§ REQUIREMENT:
Would you quote the material below in full and unchanged?

§ Excerpts from a figure dataset:
* * * * *
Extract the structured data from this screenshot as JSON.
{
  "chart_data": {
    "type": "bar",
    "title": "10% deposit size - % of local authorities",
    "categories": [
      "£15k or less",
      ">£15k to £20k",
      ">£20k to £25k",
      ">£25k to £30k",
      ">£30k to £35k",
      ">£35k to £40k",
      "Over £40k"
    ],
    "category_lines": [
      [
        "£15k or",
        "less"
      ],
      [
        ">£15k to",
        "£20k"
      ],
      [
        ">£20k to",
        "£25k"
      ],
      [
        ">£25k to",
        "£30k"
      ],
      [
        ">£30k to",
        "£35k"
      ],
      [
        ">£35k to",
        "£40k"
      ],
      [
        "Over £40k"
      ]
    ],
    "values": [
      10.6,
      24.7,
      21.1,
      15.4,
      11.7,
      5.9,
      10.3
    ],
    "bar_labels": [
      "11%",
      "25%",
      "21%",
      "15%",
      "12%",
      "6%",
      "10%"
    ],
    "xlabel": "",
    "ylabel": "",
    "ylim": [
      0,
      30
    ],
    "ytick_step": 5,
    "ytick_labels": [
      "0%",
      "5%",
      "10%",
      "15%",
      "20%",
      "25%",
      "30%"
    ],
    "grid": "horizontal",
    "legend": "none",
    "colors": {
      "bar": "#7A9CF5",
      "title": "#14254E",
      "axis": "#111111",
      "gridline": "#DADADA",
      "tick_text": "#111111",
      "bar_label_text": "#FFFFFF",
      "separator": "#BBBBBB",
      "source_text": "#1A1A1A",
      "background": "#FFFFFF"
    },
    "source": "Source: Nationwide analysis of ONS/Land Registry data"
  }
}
* * * * *
§ FULL ANSWER:
Extract the structured data from this screenshot as JSON.
{
  "chart_data": {
    "type": "bar",
    "title": "10% deposit size - % of local authorities",
    "categories": [
      "£15k or less",
      ">£15k to £20k",
      ">£20k to £25k",
      ">£25k to £30k",
      ">£30k to £35k",
      ">£35k to £40k",
      "Over £40k"
    ],
    "category_lines": [
      [
        "£15k or",
        "less"
      ],
      [
        ">£15k to",
        "£20k"
      ],
      [
        ">£20k to",
        "£25k"
      ],
      [
        ">£25k to",
        "£30k"
      ],
      [
        ">£30k to",
        "£35k"
      ],
      [
        ">£35k to",
        "£40k"
      ],
      [
        "Over £40k"
      ]
    ],
    "values": [
      10.6,
      24.7,
      21.1,
      15.4,
      11.7,
      5.9,
      10.3
    ],
    "bar_labels": [
      "11%",
      "25%",
      "21%",
      "15%",
      "12%",
      "6%",
      "10%"
    ],
    "xlabel": "",
    "ylabel": "",
    "ylim": [
      0,
      30
    ],
    "ytick_step": 5,
    "ytick_labels": [
      "0%",
      "5%",
      "10%",
      "15%",
      "20%",
      "25%",
      "30%"
    ],
    "grid": "horizontal",
    "legend": "none",
    "colors": {
      "bar": "#7A9CF5",
      "title": "#14254E",
      "axis": "#111111",
      "gridline": "#DADADA",
      "tick_text": "#111111",
      "bar_label_text": "#FFFFFF",
      "separator": "#BBBBBB",
      "source_text": "#1A1A1A",
      "background": "#FFFFFF"
    },
    "source": "Source: Nationwide analysis of ONS/Land Registry data"
  }
}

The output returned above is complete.